Required task:
Output, word for word, every line from the line with "Type out the text in this image." through the final line of the data below.
--- BEGIN Given information ---
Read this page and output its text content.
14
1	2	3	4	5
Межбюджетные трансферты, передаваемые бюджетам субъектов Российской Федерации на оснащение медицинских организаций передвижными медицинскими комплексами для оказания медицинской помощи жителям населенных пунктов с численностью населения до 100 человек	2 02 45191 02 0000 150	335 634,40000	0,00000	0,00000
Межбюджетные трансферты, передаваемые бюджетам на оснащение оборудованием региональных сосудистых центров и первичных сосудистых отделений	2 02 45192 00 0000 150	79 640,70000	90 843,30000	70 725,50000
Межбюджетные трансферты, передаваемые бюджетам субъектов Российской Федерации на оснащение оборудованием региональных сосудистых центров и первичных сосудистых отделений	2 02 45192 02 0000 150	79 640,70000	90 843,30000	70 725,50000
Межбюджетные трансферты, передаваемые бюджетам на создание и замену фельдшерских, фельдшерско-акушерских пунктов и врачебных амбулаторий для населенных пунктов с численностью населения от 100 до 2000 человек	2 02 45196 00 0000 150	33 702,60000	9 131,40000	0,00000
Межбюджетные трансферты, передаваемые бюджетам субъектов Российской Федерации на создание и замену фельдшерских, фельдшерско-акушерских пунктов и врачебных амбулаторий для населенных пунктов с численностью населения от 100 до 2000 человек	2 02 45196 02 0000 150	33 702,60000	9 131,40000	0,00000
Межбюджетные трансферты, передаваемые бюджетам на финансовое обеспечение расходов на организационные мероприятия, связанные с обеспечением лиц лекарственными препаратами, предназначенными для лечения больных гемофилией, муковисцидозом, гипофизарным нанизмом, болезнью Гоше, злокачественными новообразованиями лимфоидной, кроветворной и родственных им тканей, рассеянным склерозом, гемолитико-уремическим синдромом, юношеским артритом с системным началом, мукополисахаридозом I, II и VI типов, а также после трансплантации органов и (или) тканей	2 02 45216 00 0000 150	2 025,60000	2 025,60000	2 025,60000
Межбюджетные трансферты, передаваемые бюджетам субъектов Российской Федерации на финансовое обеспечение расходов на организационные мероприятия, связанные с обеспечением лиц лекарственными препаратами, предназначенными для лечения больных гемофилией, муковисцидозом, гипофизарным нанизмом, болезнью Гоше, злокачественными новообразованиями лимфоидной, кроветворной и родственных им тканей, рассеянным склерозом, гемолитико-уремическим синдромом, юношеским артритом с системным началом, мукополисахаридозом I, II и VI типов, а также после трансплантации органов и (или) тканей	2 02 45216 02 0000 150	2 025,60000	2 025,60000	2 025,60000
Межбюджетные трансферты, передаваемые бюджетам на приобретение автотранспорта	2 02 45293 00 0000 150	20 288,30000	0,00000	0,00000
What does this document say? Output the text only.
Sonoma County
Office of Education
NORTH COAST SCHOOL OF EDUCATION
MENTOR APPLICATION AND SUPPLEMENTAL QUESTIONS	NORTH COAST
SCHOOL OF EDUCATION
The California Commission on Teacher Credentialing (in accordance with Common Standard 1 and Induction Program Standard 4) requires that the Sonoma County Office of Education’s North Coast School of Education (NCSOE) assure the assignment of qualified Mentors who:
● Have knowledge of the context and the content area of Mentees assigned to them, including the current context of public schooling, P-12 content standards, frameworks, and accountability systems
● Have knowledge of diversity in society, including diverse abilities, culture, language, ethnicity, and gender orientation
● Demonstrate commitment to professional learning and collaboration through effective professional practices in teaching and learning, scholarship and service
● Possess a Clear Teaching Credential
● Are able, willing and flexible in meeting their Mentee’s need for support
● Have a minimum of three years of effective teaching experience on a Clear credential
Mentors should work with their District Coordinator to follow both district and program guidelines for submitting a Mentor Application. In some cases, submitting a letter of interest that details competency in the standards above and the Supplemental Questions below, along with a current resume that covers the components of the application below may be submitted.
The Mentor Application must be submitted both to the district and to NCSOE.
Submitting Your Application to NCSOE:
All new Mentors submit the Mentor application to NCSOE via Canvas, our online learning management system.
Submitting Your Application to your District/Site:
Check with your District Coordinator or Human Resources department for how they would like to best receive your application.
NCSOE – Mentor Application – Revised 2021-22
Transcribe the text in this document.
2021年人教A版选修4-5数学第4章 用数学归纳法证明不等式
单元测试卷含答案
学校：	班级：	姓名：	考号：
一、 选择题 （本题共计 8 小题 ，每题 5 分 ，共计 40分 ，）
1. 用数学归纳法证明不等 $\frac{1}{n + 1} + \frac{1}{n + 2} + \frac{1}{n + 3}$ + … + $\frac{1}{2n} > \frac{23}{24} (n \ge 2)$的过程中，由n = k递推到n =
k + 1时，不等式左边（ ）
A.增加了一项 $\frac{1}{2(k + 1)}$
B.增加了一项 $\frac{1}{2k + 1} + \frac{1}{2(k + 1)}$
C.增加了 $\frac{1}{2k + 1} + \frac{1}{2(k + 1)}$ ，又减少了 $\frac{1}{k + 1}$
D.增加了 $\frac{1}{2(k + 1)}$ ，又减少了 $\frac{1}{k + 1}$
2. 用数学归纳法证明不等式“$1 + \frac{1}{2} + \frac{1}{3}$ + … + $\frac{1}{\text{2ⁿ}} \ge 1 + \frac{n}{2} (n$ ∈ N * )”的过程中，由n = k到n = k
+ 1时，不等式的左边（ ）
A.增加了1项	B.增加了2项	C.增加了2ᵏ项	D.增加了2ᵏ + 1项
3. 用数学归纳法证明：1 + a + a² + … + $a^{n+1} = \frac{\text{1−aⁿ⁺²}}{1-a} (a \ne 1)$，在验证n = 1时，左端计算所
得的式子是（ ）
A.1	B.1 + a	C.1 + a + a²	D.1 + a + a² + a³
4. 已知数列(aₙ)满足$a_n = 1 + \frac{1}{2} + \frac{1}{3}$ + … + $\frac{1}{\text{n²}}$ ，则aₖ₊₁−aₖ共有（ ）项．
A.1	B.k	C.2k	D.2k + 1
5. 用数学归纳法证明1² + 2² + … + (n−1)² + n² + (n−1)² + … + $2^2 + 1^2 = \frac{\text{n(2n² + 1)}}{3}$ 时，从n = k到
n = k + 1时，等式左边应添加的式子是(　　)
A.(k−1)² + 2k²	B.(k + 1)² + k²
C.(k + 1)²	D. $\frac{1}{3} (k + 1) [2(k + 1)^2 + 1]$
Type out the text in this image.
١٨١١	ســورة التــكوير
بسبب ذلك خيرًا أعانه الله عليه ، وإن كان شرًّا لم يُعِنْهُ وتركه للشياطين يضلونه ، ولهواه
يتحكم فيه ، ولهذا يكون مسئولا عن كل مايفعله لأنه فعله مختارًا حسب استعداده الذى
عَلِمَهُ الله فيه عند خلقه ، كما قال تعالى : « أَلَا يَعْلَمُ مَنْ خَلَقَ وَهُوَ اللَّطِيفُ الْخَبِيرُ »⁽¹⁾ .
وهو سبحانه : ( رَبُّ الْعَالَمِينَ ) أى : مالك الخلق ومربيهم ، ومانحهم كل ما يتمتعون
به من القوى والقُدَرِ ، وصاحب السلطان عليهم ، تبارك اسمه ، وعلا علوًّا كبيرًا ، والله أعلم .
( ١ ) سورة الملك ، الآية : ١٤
--- END Given information ---
Solution to the problem:
Type out the text in this image.
١٨١١	ســورة التــكوير
بسبب ذلك خيرًا أعانه الله عليه ، وإن كان شرًّا لم يُعِنْهُ وتركه للشياطين يضلونه ، ولهواه
يتحكم فيه ، ولهذا يكون مسئولا عن كل مايفعله لأنه فعله مختارًا حسب استعداده الذى
عَلِمَهُ الله فيه عند خلقه ، كما قال تعالى : « أَلَا يَعْلَمُ مَنْ خَلَقَ وَهُوَ اللَّطِيفُ الْخَبِيرُ »⁽¹⁾ .
وهو سبحانه : ( رَبُّ الْعَالَمِينَ ) أى : مالك الخلق ومربيهم ، ومانحهم كل ما يتمتعون
به من القوى والقُدَرِ ، وصاحب السلطان عليهم ، تبارك اسمه ، وعلا علوًّا كبيرًا ، والله أعلم .
( ١ ) سورة الملك ، الآية : ١٤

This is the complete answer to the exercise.